EXERCISE DESCRIPTION
Please transcribe the rows below, from the one containing "y-tick-label: 20 <box>72 220 90 238</box>" through the one containing "y-tick-label: 80 <box>72 80 90 98</box>", keeping every character unchanged.

GIVEN RECORDS

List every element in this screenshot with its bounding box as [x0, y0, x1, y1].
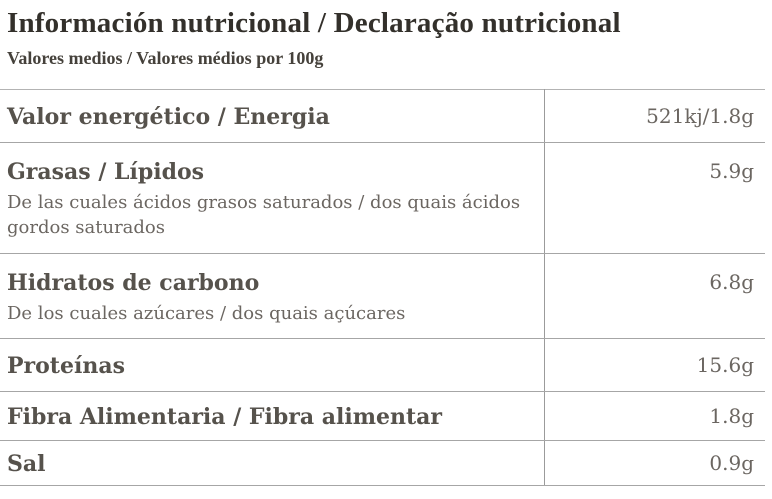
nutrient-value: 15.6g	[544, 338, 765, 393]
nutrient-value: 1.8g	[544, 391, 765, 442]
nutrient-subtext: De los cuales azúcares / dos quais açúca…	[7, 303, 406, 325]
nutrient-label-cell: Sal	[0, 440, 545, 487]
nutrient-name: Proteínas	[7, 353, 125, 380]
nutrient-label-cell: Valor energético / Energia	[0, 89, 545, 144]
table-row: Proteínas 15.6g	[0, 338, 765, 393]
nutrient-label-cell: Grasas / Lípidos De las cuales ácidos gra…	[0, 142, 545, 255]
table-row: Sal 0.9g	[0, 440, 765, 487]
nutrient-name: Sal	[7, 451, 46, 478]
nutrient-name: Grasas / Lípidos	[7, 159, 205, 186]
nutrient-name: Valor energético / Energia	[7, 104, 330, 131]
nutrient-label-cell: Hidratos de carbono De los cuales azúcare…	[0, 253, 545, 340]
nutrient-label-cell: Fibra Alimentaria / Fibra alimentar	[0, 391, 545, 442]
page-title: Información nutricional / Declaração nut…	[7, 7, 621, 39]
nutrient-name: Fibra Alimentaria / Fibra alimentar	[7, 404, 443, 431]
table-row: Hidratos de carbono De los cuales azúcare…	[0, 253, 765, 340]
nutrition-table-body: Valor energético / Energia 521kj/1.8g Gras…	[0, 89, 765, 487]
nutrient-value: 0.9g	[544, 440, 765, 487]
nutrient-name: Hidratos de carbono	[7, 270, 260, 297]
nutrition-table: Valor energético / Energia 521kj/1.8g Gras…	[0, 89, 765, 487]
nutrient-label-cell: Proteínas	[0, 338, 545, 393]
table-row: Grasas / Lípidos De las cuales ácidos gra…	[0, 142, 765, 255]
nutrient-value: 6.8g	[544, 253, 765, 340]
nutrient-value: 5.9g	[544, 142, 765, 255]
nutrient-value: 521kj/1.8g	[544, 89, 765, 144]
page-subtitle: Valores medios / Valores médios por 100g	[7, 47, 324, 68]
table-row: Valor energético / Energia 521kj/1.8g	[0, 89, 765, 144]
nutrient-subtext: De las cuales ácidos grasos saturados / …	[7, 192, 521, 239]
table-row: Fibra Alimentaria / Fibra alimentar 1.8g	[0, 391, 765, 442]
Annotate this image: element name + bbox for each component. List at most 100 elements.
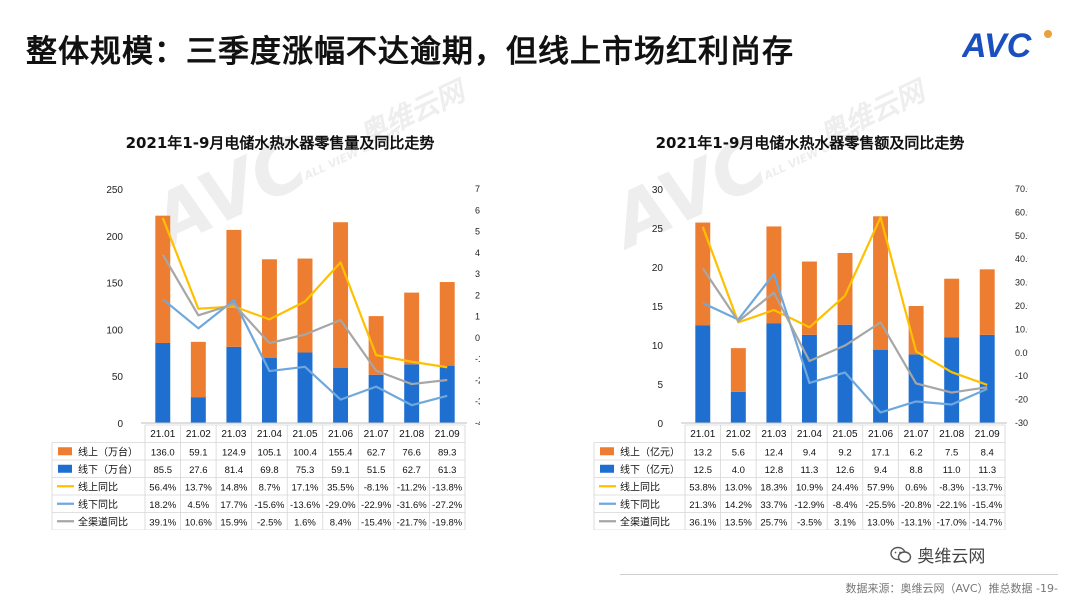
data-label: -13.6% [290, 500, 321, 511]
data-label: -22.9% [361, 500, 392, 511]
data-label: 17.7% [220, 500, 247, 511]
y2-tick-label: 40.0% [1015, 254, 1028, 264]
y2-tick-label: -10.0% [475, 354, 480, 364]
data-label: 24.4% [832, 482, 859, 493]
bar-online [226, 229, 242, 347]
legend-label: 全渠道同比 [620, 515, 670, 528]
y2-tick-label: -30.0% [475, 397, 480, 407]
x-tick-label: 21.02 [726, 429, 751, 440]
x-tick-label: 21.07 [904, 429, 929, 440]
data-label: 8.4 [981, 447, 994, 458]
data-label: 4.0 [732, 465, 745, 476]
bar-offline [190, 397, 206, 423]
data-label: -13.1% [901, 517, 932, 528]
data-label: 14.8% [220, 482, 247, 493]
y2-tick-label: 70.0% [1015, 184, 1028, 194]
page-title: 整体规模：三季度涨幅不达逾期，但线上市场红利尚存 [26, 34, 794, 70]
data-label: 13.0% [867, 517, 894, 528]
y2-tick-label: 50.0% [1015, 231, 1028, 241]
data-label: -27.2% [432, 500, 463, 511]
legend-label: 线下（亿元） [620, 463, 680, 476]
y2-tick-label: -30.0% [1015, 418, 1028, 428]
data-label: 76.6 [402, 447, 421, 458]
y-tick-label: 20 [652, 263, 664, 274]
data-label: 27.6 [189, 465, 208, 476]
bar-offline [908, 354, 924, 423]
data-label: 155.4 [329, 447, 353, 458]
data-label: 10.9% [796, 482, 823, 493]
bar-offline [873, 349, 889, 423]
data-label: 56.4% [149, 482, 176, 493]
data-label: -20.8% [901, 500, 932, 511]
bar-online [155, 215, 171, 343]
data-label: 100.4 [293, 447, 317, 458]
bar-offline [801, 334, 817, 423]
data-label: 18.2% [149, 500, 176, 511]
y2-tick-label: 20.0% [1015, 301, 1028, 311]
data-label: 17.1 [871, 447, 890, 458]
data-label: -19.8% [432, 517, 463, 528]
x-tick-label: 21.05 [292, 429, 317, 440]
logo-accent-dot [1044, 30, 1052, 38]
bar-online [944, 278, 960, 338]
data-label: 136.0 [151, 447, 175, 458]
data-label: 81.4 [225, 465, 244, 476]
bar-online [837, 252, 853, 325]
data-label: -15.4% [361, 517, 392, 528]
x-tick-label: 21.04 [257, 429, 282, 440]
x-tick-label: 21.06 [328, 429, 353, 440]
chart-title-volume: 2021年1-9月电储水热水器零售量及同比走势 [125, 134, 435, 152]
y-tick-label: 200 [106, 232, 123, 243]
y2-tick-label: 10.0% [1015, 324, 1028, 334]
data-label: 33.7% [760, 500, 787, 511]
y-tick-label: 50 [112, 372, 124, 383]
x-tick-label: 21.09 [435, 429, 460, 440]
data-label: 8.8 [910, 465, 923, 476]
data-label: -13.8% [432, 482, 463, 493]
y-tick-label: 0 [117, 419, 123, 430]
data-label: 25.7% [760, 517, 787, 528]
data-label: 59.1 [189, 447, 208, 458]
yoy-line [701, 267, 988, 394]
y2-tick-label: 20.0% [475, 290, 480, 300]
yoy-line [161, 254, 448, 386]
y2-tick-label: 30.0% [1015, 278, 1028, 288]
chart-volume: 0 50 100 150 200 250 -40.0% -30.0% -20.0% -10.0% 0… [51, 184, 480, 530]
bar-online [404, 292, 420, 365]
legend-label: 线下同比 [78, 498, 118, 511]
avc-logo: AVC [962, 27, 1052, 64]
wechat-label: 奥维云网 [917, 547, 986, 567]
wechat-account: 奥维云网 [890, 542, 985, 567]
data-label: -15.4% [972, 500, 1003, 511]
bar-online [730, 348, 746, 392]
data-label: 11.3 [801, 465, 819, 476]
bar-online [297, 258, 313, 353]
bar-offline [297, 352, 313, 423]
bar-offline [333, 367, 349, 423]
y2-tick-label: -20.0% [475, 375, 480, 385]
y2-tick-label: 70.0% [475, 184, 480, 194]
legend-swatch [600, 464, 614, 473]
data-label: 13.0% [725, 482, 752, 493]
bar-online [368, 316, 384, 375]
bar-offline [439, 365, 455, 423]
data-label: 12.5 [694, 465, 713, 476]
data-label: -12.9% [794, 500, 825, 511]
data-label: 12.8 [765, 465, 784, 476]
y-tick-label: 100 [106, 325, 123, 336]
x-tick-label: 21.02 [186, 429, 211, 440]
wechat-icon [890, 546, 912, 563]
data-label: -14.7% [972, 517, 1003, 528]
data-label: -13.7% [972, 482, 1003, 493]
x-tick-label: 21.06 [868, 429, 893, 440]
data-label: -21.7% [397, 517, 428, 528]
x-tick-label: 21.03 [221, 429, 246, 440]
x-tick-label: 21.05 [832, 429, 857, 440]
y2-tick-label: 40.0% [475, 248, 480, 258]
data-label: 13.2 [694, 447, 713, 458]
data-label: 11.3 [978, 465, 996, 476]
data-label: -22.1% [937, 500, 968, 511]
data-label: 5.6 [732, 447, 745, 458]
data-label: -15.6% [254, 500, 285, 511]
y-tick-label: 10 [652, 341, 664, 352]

==

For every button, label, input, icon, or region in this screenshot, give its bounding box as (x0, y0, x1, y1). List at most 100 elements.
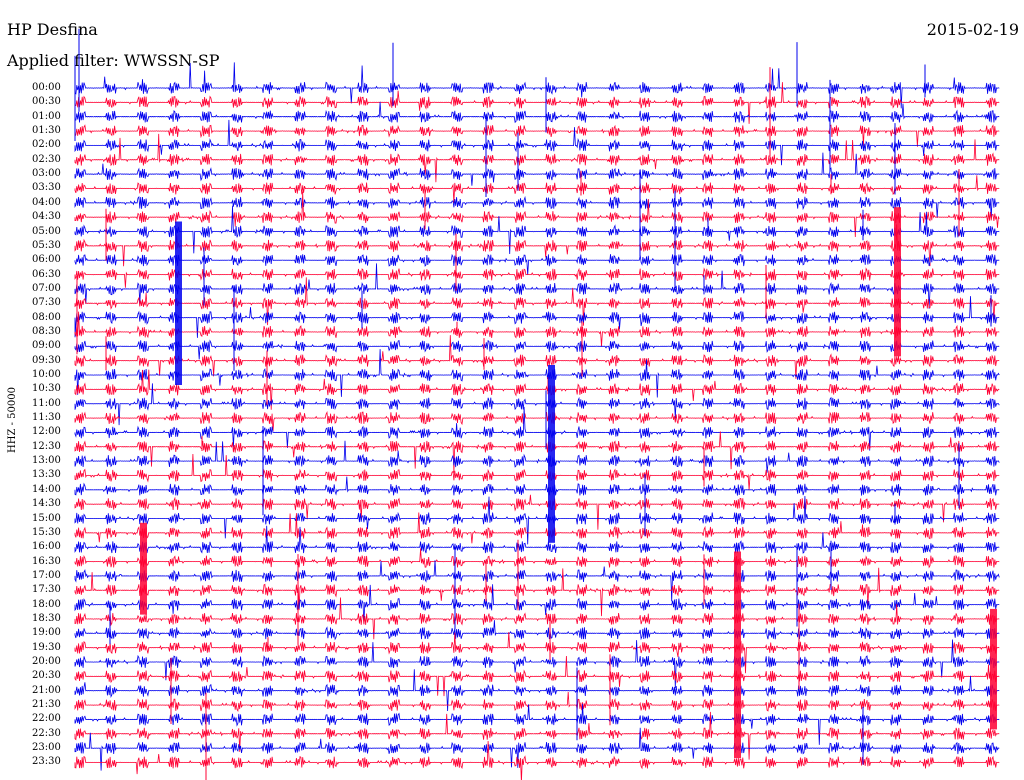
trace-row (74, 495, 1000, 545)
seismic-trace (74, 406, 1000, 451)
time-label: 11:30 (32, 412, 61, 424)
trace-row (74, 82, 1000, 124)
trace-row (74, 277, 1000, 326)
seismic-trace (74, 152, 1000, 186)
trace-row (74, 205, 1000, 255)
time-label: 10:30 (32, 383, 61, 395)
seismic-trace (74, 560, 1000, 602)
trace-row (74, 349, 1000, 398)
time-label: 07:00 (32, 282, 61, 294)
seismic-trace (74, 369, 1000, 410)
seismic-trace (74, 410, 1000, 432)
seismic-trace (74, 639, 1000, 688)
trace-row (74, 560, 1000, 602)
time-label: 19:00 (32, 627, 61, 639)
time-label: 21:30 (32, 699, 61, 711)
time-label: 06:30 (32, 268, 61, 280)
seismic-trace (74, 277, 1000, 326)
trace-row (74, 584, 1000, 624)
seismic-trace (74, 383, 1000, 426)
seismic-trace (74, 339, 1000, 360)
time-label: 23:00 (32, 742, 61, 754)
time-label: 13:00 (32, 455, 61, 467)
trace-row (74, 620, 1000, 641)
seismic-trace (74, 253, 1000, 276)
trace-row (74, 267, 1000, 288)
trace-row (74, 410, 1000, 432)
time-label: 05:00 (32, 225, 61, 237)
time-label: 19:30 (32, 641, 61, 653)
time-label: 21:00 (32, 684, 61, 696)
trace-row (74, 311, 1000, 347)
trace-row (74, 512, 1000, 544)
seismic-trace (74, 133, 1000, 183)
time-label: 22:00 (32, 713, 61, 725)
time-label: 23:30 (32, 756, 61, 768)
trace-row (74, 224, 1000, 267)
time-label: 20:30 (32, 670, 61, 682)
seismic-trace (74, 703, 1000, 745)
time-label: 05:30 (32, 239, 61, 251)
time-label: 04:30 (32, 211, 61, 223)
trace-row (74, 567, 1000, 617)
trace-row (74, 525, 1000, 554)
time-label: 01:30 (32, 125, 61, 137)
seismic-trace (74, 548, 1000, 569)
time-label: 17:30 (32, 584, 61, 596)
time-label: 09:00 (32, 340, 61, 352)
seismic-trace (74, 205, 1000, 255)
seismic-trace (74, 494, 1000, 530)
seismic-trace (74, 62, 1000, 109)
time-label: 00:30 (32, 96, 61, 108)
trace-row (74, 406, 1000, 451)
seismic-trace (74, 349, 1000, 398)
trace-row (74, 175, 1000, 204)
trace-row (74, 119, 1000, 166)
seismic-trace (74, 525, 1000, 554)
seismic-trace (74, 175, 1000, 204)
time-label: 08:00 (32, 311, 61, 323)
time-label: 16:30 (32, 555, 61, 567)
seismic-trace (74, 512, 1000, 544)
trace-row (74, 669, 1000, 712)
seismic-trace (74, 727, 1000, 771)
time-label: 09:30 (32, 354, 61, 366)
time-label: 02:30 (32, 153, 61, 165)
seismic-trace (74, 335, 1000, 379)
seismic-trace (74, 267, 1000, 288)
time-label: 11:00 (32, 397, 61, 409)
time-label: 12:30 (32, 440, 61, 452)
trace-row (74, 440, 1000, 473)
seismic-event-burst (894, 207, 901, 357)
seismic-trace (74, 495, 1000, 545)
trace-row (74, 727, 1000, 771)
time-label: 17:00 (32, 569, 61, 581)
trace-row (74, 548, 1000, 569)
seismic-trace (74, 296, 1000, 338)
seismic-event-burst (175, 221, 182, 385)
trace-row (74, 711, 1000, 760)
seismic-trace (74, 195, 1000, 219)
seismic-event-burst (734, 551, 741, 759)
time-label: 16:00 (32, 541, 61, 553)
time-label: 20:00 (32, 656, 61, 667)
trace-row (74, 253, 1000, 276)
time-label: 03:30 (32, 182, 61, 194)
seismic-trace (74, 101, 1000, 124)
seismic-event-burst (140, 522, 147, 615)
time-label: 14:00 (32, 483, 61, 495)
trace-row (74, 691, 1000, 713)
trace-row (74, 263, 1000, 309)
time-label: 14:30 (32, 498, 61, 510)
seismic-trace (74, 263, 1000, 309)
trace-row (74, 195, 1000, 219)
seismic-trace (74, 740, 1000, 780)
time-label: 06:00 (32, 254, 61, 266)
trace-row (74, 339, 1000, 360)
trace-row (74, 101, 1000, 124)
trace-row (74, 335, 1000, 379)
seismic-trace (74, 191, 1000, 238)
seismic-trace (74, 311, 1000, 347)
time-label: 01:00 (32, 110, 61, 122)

==

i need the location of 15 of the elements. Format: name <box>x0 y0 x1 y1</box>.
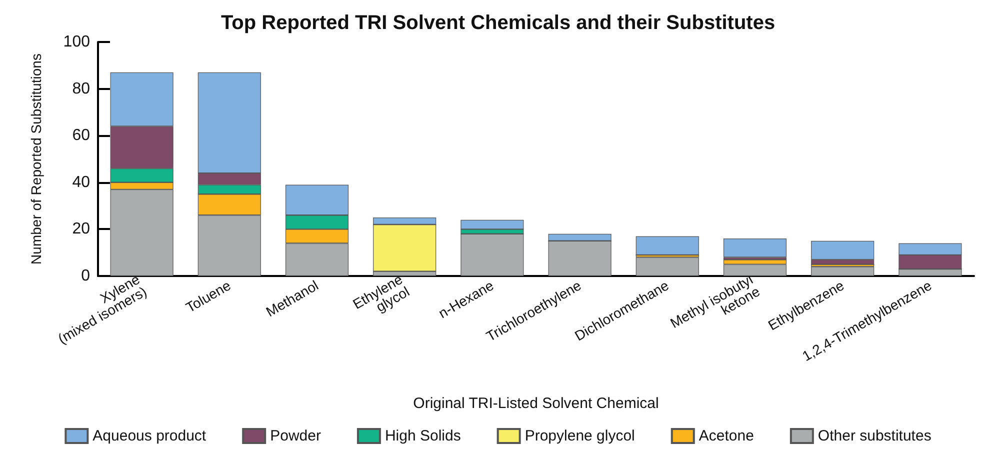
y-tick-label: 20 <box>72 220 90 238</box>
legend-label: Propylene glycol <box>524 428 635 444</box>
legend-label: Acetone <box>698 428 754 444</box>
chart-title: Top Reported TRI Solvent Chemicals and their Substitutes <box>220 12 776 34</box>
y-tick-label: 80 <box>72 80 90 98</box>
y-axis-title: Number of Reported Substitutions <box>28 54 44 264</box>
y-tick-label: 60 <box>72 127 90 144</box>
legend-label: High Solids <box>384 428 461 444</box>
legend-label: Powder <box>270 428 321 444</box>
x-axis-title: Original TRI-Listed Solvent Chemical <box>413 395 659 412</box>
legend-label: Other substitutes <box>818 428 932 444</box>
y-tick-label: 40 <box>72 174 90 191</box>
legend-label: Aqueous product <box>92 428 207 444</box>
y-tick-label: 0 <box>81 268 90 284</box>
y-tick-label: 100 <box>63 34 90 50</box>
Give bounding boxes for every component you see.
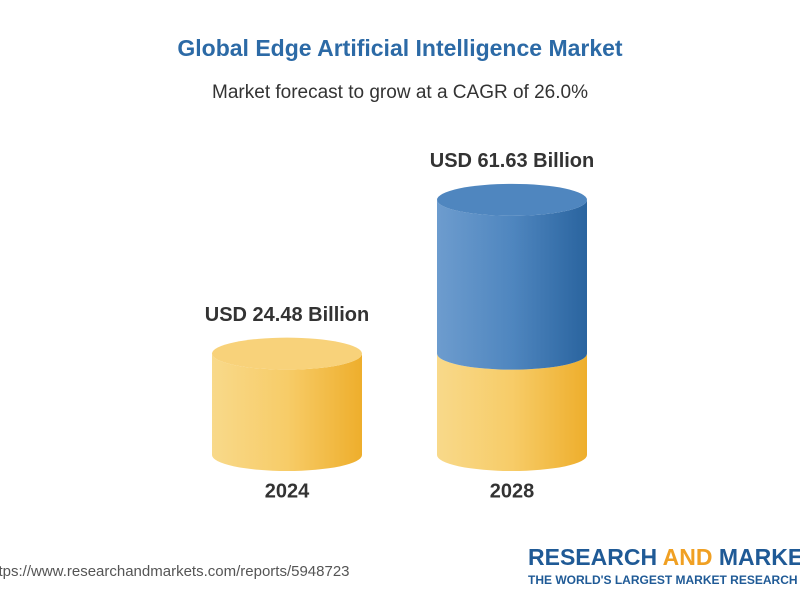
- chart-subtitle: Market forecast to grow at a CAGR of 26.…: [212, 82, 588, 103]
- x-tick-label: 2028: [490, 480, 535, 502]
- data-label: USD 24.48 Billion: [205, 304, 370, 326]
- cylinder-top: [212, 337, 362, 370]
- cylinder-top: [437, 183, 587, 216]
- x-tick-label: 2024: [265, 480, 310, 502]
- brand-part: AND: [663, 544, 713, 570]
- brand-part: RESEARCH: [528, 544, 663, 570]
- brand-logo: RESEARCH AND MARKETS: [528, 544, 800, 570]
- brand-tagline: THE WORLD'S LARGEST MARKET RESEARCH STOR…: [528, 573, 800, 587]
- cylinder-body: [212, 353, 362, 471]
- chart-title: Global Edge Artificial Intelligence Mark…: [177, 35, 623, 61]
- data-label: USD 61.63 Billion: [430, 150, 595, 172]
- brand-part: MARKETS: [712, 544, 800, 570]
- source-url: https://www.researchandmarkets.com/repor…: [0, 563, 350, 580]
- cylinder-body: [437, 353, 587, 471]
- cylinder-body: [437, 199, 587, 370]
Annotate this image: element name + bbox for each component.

RESULT FOR THIS TASK
y-tick-label: 20 <box>72 220 90 238</box>
legend-label: Propylene glycol <box>524 428 635 444</box>
legend-label: Acetone <box>698 428 754 444</box>
chart-title: Top Reported TRI Solvent Chemicals and their Substitutes <box>220 12 776 34</box>
y-tick-label: 80 <box>72 80 90 98</box>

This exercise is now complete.